## DATASET EXTRACT
──────────

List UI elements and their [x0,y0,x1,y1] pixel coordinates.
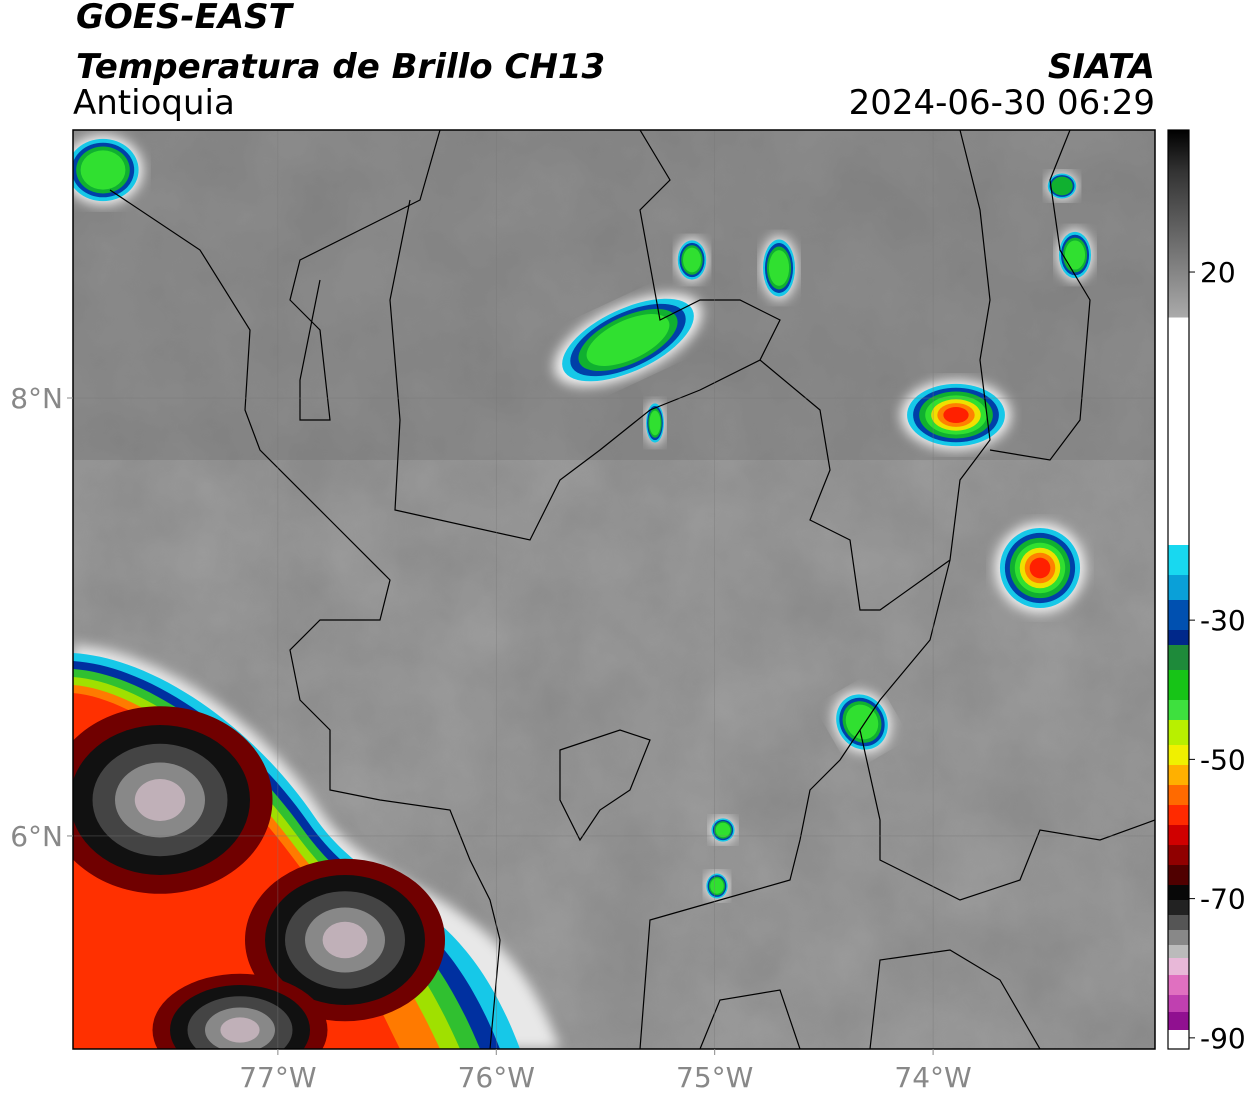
colorbar: 20 -30 -50 -70 -90 [1167,129,1246,1055]
colorbar-band [1168,915,1189,931]
colorbar-band [1168,700,1189,721]
colorbar-band [1168,825,1189,846]
grid [73,130,1155,1049]
storm-layer [1051,176,1073,196]
colorbar-band [1168,845,1189,866]
colorbar-band [1168,720,1189,746]
colorbar-tick-label: -70 [1200,883,1246,916]
colorbar-band [1168,995,1189,1013]
colorbar-band [1168,645,1189,671]
colorbar-tick-label: 20 [1200,256,1236,289]
colorbar-tick-label: -30 [1200,604,1246,637]
region: Antioquia [73,83,235,123]
colorbar-frame [1167,129,1190,1050]
storm-layer [943,406,969,424]
map-frame [72,129,1156,1050]
colorbar-band [1168,765,1189,786]
x-tick-label: 75°W [676,1061,753,1094]
storm-core [322,921,368,959]
source: SIATA [1048,47,1155,87]
colorbar-band [1168,958,1189,976]
x-tick-label: 74°W [894,1061,971,1094]
x-tick-label: 76°W [458,1061,535,1094]
storm-layer [768,250,790,286]
colorbar-band [1168,785,1189,806]
colorbar-band [1168,670,1189,701]
x-tick-label: 77°W [239,1061,316,1094]
colorbar-ticks: 20 -30 -50 -70 -90 [1189,256,1246,1055]
storm-layer [586,314,670,366]
storm-layer [845,704,879,740]
storm-layer [710,878,724,894]
axes: 77°W 76°W 75°W 74°W 8°N 6°N [10,382,972,1094]
storm-layer [715,822,731,838]
storm-core [220,1017,260,1043]
y-tick-label: 8°N [10,382,63,415]
y-tick-label: 6°N [10,820,63,853]
storm-layer [649,410,661,436]
colorbar-band [1168,945,1189,959]
colorbar-gray [1168,130,1189,546]
colorbar-tick-label: -90 [1200,1022,1246,1055]
colorbar-band [1168,745,1189,766]
colorbar-band [1168,575,1189,601]
colorbar-band [1168,630,1189,646]
storm-core [134,779,186,821]
title: GOES-EAST [76,0,295,37]
colorbar-band [1168,545,1189,576]
colorbar-band [1168,900,1189,916]
colorbar-band [1168,1012,1189,1031]
storm-layer [80,150,126,190]
subtitle: Temperatura de Brillo CH13 [76,47,605,87]
colorbar-band [1168,805,1189,826]
colorbar-band [1168,885,1189,901]
colorbar-tick-label: -50 [1200,743,1246,776]
colorbar-colors [1168,545,1189,1031]
colorbar-band [1168,975,1189,996]
header: GOES-EAST Temperatura de Brillo CH13 Ant… [73,0,1155,123]
storm-layer [683,247,701,273]
borders [109,130,1155,1049]
colorbar-under [1168,1030,1189,1049]
storm-layer [1029,557,1051,579]
colorbar-band [1168,600,1189,631]
storms [73,135,1093,1049]
colorbar-band [1168,865,1189,886]
storm-layer [1064,240,1086,270]
colorbar-band [1168,930,1189,946]
map-image [73,130,1155,1049]
datetime: 2024-06-30 06:29 [849,83,1155,123]
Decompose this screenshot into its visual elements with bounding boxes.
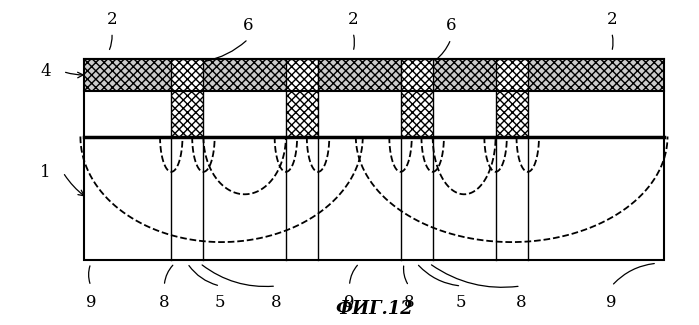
Text: 8: 8 xyxy=(159,294,170,311)
Text: 5: 5 xyxy=(215,294,226,311)
Text: 2: 2 xyxy=(347,11,359,28)
Text: 8: 8 xyxy=(271,294,282,311)
Bar xyxy=(171,58,203,136)
Text: 6: 6 xyxy=(243,18,254,34)
Text: 9: 9 xyxy=(606,294,617,311)
Text: 2: 2 xyxy=(606,11,617,28)
Text: 5: 5 xyxy=(456,294,467,311)
Bar xyxy=(84,91,664,136)
Bar xyxy=(401,58,433,136)
Bar xyxy=(84,58,664,91)
Bar xyxy=(496,58,528,136)
Text: 8: 8 xyxy=(515,294,526,311)
Text: ФИГ.12: ФИГ.12 xyxy=(335,301,413,318)
Text: 8: 8 xyxy=(403,294,415,311)
Bar xyxy=(84,58,664,260)
Text: 6: 6 xyxy=(445,18,456,34)
Bar xyxy=(286,58,318,136)
Text: 9: 9 xyxy=(344,294,355,311)
Text: 1: 1 xyxy=(40,164,51,181)
Bar xyxy=(84,58,664,260)
Text: 2: 2 xyxy=(106,11,117,28)
Text: 4: 4 xyxy=(40,63,51,80)
Text: 9: 9 xyxy=(85,294,96,311)
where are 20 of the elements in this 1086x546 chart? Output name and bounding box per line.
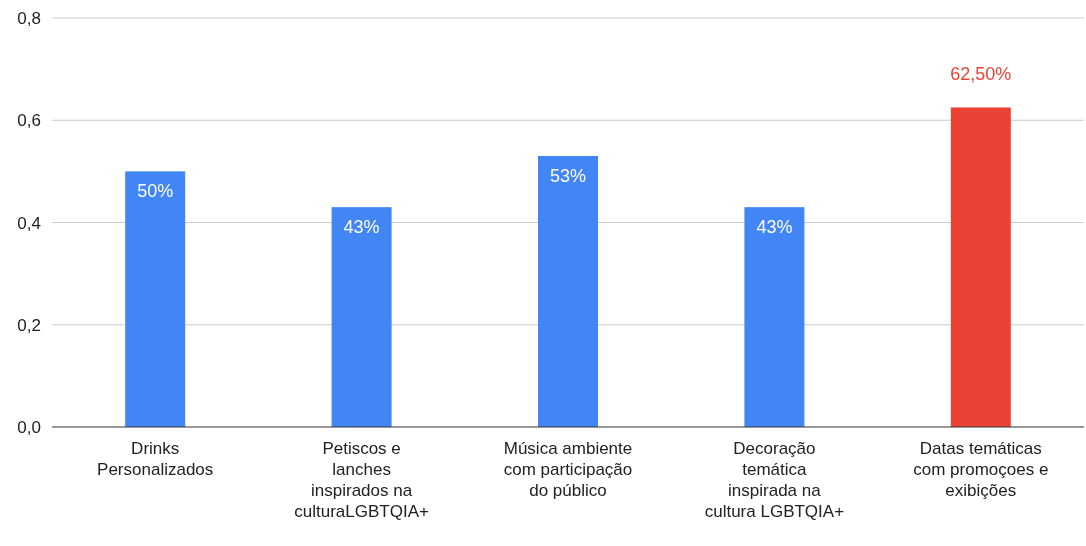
data-label: 43% bbox=[343, 217, 380, 238]
x-tick-label: Música ambiente com participação do público bbox=[503, 439, 633, 500]
x-tick-label: Drinks Personalizados bbox=[97, 439, 214, 479]
bar bbox=[744, 207, 805, 427]
x-tick-label: Decoração temática inspirada na cultura LGBTQIA+ bbox=[704, 439, 845, 521]
y-tick-label: 0,4 bbox=[17, 213, 41, 233]
y-tick-label: 0,0 bbox=[17, 418, 41, 437]
x-tick-label: Datas temáticas com promoçoes e exibições bbox=[913, 439, 1049, 500]
bar bbox=[125, 171, 186, 427]
y-tick-label: 0,8 bbox=[17, 9, 41, 28]
data-label: 43% bbox=[756, 217, 793, 238]
bar bbox=[331, 207, 392, 427]
y-tick-label: 0,6 bbox=[17, 111, 41, 131]
x-tick-label: Petiscos e lanches inspirados na culturaLGBTQIA+ bbox=[294, 439, 429, 521]
data-label: 53% bbox=[549, 166, 587, 187]
bar bbox=[538, 156, 598, 427]
data-label: 62,50% bbox=[950, 64, 1012, 85]
data-label: 50% bbox=[137, 181, 174, 202]
y-tick-label: 0,2 bbox=[17, 315, 41, 335]
bar bbox=[950, 107, 1011, 427]
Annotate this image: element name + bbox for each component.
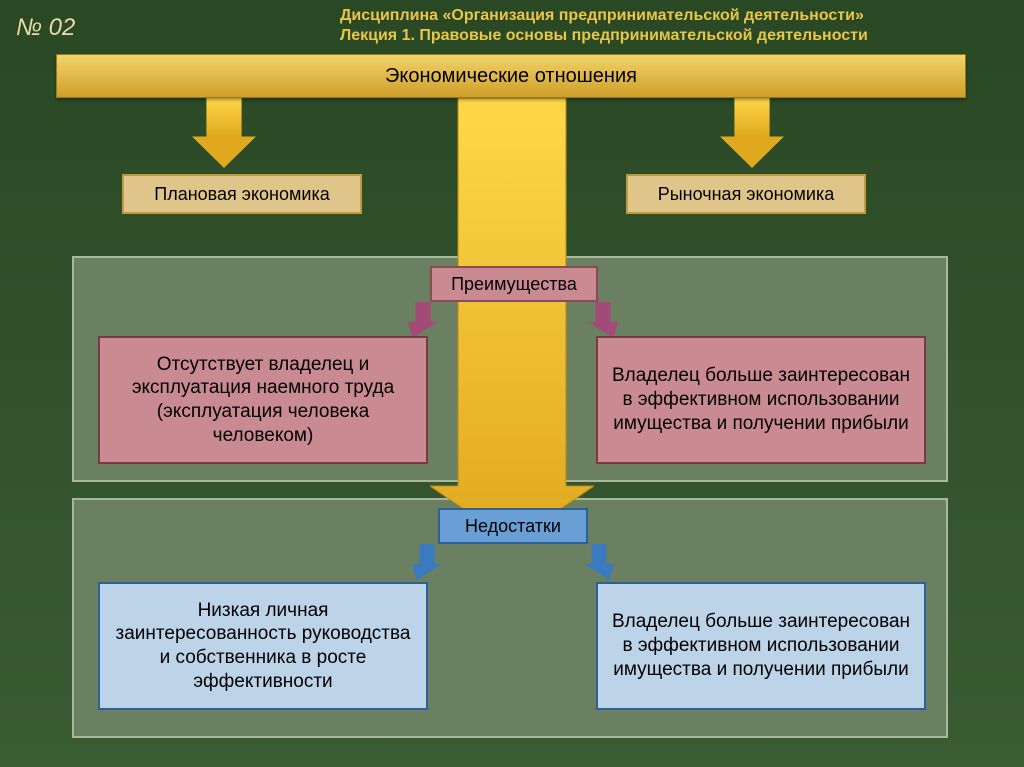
advantages-left-box: Отсутствует владелец и эксплуатация наем…	[98, 336, 428, 464]
root-bar-label: Экономические отношения	[385, 65, 637, 88]
advantages-label-text: Преимущества	[451, 273, 577, 296]
advantages-label: Преимущества	[430, 266, 598, 302]
header-line-2: Лекция 1. Правовые основы предпринимател…	[340, 26, 1014, 46]
disadvantages-left-box: Низкая личная заинтересованность руковод…	[98, 582, 428, 710]
advantages-right-box: Владелец больше заинтересован в эффектив…	[596, 336, 926, 464]
left-branch-arrow-icon	[192, 98, 256, 168]
market-economy-label: Рыночная экономика	[658, 183, 835, 206]
market-economy-box: Рыночная экономика	[626, 174, 866, 214]
advantages-left-text: Отсутствует владелец и эксплуатация наем…	[112, 353, 414, 448]
advantages-right-text: Владелец больше заинтересован в эффектив…	[610, 364, 912, 435]
advantages-right-arrow-icon	[588, 302, 618, 338]
disadvantages-right-box: Владелец больше заинтересован в эффектив…	[596, 582, 926, 710]
slide-number: № 02	[16, 14, 75, 42]
header-line-1: Дисциплина «Организация предпринимательс…	[340, 6, 1014, 26]
disadvantages-label-text: Недостатки	[465, 515, 561, 538]
root-bar: Экономические отношения	[56, 54, 966, 98]
advantages-left-arrow-icon	[408, 302, 438, 338]
disadvantages-left-arrow-icon	[412, 544, 442, 580]
slide-header: Дисциплина «Организация предпринимательс…	[340, 6, 1014, 46]
planned-economy-box: Плановая экономика	[122, 174, 362, 214]
disadvantages-right-text: Владелец больше заинтересован в эффектив…	[610, 610, 912, 681]
right-branch-arrow-icon	[720, 98, 784, 168]
disadvantages-label: Недостатки	[438, 508, 588, 544]
disadvantages-right-arrow-icon	[584, 544, 614, 580]
disadvantages-left-text: Низкая личная заинтересованность руковод…	[112, 599, 414, 694]
central-arrow-icon	[430, 98, 594, 542]
planned-economy-label: Плановая экономика	[154, 183, 329, 206]
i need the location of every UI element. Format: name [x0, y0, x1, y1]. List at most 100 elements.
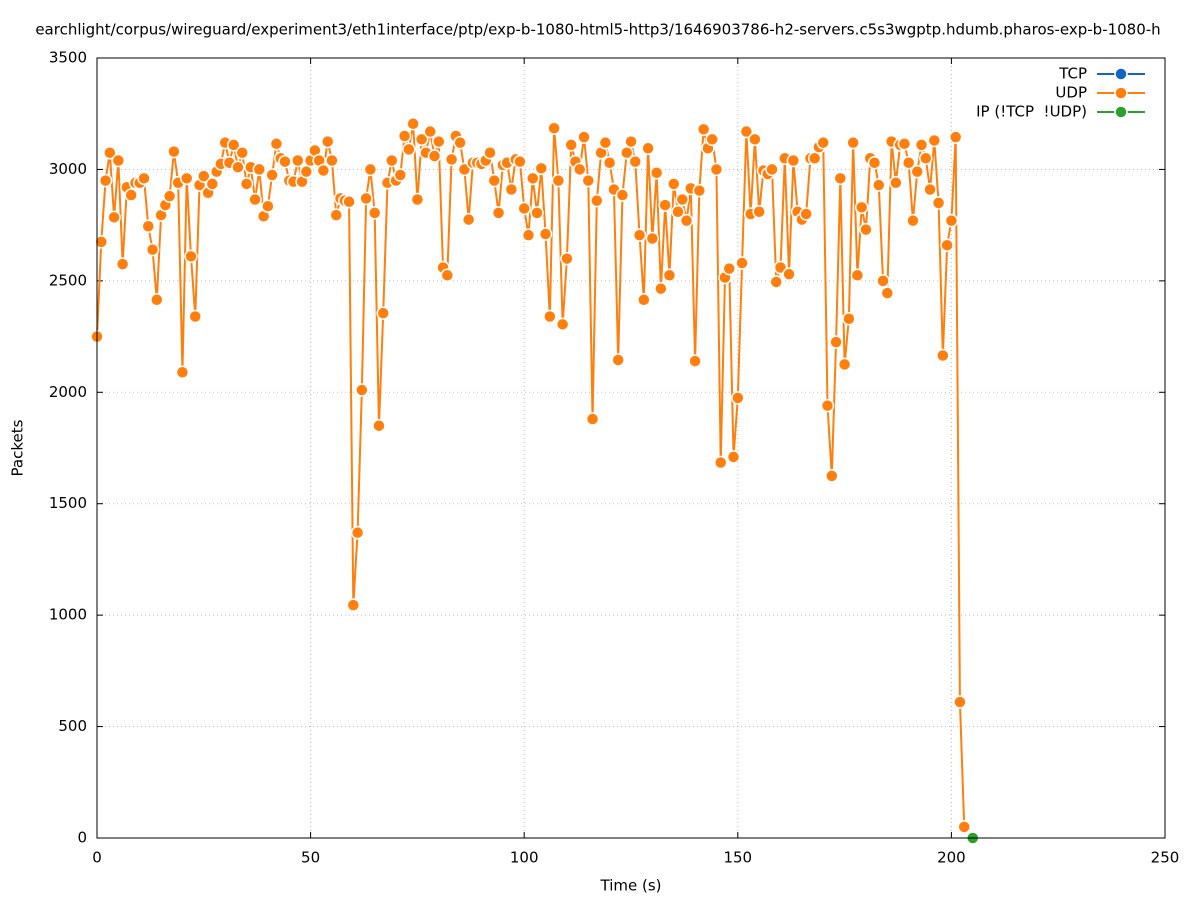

──────────

## YOUR GOAL
Reproduce verbatim the lines of the entries from the line with "colorbar: 20 -30" up to and including the line with "storm-core [134,779,186,821]".

## COMPLETE OUTPUT
colorbar: 20 -30 -50 -70 -90 [1167,129,1246,1055]
colorbar-band [1168,915,1189,931]
colorbar-band [1168,700,1189,721]
colorbar-band [1168,825,1189,846]
grid [73,130,1155,1049]
storm-layer [1051,176,1073,196]
colorbar-band [1168,845,1189,866]
colorbar-band [1168,720,1189,746]
colorbar-tick-label: -70 [1200,883,1246,916]
colorbar-band [1168,995,1189,1013]
colorbar-band [1168,645,1189,671]
colorbar-tick-label: 20 [1200,256,1236,289]
colorbar-tick-label: -30 [1200,604,1246,637]
region: Antioquia [73,83,235,123]
colorbar-frame [1167,129,1190,1050]
storm-layer [943,406,969,424]
map-frame [72,129,1156,1050]
colorbar-band [1168,765,1189,786]
x-tick-label: 75°W [676,1061,753,1094]
storm-core [322,921,368,959]
source: SIATA [1048,47,1155,87]
colorbar-band [1168,958,1189,976]
x-tick-label: 74°W [894,1061,971,1094]
x-tick-label: 76°W [458,1061,535,1094]
storm-layer [768,250,790,286]
colorbar-band [1168,785,1189,806]
colorbar-band [1168,670,1189,701]
x-tick-label: 77°W [239,1061,316,1094]
colorbar-ticks: 20 -30 -50 -70 -90 [1189,256,1246,1055]
storm-layer [586,314,670,366]
storm-layer [845,704,879,740]
storm-layer [710,878,724,894]
axes: 77°W 76°W 75°W 74°W 8°N 6°N [10,382,972,1094]
storm-layer [715,822,731,838]
storm-core [220,1017,260,1043]
y-tick-label: 8°N [10,382,63,415]
y-tick-label: 6°N [10,820,63,853]
storm-layer [649,410,661,436]
colorbar-band [1168,945,1189,959]
colorbar-gray [1168,130,1189,546]
colorbar-tick-label: -90 [1200,1022,1246,1055]
colorbar-band [1168,745,1189,766]
colorbar-band [1168,575,1189,601]
colorbar-band [1168,630,1189,646]
storm-core [134,779,186,821]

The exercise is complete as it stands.